Given entries

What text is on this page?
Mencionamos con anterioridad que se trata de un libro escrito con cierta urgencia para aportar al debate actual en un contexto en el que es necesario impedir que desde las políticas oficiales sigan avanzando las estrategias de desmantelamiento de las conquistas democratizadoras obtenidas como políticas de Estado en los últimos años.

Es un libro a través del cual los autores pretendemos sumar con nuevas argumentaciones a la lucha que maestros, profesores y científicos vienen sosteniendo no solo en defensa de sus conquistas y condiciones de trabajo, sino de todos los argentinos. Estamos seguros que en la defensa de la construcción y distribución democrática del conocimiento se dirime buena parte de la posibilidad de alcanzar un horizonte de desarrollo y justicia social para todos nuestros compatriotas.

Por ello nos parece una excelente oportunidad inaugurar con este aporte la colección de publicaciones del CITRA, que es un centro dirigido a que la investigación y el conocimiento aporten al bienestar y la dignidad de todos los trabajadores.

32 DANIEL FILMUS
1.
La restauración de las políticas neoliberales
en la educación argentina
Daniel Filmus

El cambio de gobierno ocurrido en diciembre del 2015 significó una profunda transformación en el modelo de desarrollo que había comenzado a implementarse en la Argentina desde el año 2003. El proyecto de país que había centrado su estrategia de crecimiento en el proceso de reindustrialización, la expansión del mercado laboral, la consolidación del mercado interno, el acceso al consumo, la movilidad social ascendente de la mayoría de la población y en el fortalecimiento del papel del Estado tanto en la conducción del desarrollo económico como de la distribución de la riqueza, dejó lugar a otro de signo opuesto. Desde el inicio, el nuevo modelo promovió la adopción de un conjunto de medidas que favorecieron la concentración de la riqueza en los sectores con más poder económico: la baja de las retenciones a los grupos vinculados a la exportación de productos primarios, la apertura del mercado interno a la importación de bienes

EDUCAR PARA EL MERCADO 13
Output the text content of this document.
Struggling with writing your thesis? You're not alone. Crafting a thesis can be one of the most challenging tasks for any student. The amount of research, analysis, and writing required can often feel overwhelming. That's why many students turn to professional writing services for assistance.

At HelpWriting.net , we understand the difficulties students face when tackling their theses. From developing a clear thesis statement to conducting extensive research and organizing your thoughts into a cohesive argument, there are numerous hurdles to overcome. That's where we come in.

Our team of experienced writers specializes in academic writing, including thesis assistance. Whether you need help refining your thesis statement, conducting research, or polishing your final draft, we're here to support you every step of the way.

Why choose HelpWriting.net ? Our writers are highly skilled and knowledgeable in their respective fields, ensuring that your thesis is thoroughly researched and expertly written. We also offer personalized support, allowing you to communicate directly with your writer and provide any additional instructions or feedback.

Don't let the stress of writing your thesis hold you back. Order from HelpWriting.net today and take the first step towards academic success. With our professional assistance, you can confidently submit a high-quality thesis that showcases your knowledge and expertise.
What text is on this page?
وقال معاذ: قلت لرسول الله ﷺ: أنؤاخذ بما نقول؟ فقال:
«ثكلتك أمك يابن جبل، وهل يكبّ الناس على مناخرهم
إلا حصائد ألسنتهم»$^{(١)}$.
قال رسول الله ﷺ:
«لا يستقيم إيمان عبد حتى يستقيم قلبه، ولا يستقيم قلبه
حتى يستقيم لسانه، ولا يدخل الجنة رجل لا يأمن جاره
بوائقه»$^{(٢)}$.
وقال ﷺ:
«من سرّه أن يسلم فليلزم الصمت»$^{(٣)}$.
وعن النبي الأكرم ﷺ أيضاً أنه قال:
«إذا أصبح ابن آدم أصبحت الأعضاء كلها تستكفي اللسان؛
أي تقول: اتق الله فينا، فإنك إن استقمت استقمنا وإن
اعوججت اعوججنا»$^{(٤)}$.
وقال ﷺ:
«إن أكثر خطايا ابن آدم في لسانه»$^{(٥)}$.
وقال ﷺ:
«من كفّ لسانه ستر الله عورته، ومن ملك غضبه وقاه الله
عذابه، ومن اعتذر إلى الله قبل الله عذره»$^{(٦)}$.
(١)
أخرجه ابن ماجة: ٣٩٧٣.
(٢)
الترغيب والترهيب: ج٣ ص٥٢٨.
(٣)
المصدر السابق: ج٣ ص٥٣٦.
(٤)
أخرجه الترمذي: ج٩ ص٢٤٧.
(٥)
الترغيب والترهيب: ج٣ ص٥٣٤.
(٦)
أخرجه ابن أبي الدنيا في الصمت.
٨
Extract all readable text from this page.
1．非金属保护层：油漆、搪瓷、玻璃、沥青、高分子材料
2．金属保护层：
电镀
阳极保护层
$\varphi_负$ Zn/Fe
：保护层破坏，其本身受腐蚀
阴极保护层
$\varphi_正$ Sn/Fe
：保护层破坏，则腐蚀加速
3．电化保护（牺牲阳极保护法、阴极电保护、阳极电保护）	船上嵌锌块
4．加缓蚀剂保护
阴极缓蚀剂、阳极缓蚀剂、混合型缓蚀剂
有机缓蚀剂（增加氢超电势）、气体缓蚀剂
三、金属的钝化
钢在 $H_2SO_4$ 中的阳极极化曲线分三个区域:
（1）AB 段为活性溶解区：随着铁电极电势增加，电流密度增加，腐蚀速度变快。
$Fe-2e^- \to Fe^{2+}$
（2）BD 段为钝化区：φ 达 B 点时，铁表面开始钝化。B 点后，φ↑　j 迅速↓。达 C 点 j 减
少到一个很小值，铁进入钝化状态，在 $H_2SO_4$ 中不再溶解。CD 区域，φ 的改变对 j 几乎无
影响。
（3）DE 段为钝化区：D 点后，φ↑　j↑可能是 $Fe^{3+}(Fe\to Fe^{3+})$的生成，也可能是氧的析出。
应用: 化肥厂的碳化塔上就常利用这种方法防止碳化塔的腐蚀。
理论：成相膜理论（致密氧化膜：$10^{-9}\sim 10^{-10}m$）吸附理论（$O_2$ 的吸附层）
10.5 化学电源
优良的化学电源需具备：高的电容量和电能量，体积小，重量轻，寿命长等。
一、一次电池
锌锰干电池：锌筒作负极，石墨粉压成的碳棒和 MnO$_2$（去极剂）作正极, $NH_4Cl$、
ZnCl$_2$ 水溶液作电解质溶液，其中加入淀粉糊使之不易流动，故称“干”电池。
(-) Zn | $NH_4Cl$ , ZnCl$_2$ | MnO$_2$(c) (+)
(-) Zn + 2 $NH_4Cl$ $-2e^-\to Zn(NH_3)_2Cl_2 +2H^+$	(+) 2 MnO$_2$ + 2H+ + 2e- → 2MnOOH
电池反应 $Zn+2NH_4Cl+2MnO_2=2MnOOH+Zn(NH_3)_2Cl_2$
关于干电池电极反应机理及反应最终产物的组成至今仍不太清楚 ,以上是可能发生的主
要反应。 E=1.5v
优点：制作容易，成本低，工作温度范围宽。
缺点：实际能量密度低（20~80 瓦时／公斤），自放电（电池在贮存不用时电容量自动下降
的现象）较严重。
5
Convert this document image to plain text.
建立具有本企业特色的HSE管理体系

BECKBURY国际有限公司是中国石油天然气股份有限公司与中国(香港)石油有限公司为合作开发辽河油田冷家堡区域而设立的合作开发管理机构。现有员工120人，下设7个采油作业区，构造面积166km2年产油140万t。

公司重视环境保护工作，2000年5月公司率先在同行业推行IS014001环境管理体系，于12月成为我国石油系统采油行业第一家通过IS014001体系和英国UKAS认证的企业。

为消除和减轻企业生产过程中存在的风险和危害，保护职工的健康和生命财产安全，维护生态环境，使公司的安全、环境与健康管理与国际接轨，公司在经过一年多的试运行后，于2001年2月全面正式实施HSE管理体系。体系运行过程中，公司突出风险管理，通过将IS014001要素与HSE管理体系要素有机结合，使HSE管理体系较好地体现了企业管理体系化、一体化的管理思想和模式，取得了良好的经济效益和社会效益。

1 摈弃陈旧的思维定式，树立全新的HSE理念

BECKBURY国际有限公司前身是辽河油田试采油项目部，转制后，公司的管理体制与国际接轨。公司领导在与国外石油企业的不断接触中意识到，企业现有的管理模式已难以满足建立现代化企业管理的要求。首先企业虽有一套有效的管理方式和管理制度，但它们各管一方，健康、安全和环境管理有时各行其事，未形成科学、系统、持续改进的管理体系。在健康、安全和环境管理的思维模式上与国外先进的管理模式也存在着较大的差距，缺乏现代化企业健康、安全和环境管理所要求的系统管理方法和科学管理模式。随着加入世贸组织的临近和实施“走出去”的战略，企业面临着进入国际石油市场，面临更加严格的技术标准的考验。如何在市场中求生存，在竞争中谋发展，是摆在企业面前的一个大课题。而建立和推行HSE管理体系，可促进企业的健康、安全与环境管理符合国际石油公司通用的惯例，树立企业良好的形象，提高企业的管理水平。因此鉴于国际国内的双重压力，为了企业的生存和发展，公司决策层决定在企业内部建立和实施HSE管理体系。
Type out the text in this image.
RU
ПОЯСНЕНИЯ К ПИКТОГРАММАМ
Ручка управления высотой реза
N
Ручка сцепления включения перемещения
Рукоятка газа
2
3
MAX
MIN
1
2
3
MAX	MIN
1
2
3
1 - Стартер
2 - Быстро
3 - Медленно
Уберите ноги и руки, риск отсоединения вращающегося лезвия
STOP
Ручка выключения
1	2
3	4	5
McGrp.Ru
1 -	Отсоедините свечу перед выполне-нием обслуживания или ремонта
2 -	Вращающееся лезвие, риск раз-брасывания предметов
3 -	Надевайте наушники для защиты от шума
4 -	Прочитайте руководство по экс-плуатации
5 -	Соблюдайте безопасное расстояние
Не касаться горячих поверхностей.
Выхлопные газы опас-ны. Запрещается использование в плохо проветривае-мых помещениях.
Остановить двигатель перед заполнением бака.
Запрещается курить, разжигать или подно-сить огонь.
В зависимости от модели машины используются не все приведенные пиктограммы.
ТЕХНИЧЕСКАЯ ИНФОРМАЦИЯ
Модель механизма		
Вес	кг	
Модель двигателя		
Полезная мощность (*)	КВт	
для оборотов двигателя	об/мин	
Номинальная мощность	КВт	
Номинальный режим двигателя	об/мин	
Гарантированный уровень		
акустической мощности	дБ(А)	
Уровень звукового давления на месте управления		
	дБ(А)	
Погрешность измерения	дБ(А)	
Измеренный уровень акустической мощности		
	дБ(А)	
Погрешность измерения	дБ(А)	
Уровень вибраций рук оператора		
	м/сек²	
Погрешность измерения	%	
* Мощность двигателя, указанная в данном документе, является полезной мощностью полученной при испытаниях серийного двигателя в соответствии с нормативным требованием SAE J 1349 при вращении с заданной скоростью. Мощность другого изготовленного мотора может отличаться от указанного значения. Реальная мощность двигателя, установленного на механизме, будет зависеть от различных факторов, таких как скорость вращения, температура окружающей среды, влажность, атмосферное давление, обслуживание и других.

Aim
In how many lines of the data does the string "Запрещается" appear? Give only the number.

Output for this task
2